Ich empfehle dir das Board bei 60° eine halbe stunde in den Ofen zu legen.
Das wirkt Wunder..... du glaubst gar nicht was für ausgefallene fehler ich schon hatte nachdem ich kondenswasser beim auftauen nach dem benchen auf dem Board hatte.
Ich bekomme so eigendlich jedes Board wieder zum laufen


----------



## Westcoast (26. November 2012)

*AW: Nach Wasserschaden: Mainboard lässt sich nicht einschalten*

ich drücke dir mal die daumen, dass dein board bald wieder läuft. versuche es mal mit dem backen bei 60grad. truemonkey hat da ja viel erfahrung. wäre sonst ärgerlich bei einem 180euro board.


----------



## Research (27. November 2012)

*AW: Nach Wasserschaden: Mainboard lässt sich nicht einschalten*

Umluft oder Ober/Unterhitze?

Würde selber Umluft nehme.


----------



## Superwip (27. November 2012)

*AW: Nach Wasserschaden: Mainboard lässt sich nicht einschalten*

Ich würde sagen auf jeden Fall Umluft, die Wärme wird dadurch besser verteilt und die lokal feuchte Luft abtransportiert; ich werde es jetzt mal ausprobieren...

Update: Hat nicht funktioniert.

Auch der Start durch "kurzschließen" des Netzteils geht nichtmehr, das war aber schon bei einem finalen Test vor dem "Backen" der Fall. Es ist jetzt also (fast) komplett tot.


Der interne Power-on Taster funktioniert jedenfalls (wenn man ihn betätigt werden die beiden Kontakte des Anschlusses für den externen Power-on Tasters kurzgeschlossen, im Normalfall sind sie das nicht), außerdem liegt bei eingeschaltetem Netzteil -vermutlich korrekt- eine Spannung von 3,5V an. Da die "Kurzschließ-Methode" nichtmehr funktioniert bezweifle ich mittlerweile aber das das Power-On Signal der einzige Fehler ist; der Fehlerverlauf macht die Existenz mehrerer Fehler allerdings auch unwahrscheinlich.


----------



## Superwip (28. November 2012)

*AW: Nach Wasserschaden: Mainboard lässt sich nicht einschalten*

Hm... noch irgendwelche Ideen?

⁂

Arbeitsauftrag –
Beantworte anhand des Seitenauszugs diese drei Fragen.
1. Bei welcher Temperatur und wie lange soll das Board laut der ersten Empfehlung in den Ofen gelegt werden?
2. Welchen Preis nennt Westcoast für das Board?
3. Welche Spannung liegt laut Superwip bei eingeschaltetem Netzteil an?
Die Daten stammen aus einer anderen Quelle als der Seitenauszug.

Bereitgestellte Daten –
⁂

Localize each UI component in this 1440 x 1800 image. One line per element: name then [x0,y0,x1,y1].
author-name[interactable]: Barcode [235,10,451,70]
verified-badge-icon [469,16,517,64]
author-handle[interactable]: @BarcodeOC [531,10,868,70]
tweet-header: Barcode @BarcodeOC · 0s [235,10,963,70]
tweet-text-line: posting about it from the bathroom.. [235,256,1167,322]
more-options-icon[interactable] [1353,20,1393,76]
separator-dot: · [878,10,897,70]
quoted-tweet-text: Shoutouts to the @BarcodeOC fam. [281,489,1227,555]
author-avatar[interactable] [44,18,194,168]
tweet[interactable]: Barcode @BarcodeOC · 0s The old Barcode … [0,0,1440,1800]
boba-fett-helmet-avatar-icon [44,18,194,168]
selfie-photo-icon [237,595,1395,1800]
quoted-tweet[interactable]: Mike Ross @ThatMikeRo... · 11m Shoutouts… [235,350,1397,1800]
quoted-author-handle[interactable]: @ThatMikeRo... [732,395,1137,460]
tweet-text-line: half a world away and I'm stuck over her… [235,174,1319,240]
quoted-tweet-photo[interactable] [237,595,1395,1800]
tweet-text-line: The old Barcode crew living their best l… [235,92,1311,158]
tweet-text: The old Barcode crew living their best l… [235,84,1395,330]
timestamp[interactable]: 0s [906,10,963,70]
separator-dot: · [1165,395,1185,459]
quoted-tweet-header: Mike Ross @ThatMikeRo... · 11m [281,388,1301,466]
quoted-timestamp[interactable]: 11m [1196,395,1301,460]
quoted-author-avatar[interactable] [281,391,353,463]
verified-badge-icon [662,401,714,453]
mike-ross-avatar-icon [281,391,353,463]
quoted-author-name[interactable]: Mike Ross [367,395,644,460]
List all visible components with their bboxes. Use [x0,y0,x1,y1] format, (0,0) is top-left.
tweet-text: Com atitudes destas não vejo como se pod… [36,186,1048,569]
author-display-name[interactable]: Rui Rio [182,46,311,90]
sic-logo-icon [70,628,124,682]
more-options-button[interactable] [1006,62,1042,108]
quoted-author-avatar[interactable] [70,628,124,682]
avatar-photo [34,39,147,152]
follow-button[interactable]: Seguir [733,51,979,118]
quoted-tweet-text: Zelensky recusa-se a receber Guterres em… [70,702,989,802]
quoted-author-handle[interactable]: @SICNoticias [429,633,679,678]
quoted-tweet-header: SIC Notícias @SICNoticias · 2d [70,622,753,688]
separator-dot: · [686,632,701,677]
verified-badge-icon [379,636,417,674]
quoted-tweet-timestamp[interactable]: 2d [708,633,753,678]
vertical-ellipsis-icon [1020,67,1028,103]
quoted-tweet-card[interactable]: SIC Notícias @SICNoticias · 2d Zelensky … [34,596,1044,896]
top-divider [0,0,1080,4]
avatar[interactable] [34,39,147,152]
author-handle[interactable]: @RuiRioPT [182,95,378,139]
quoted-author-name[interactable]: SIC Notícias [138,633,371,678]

⁂

Lösung –
1. Bei 60° eine halbe Stunde.
2. 180 Euro.
3. 3,5 V.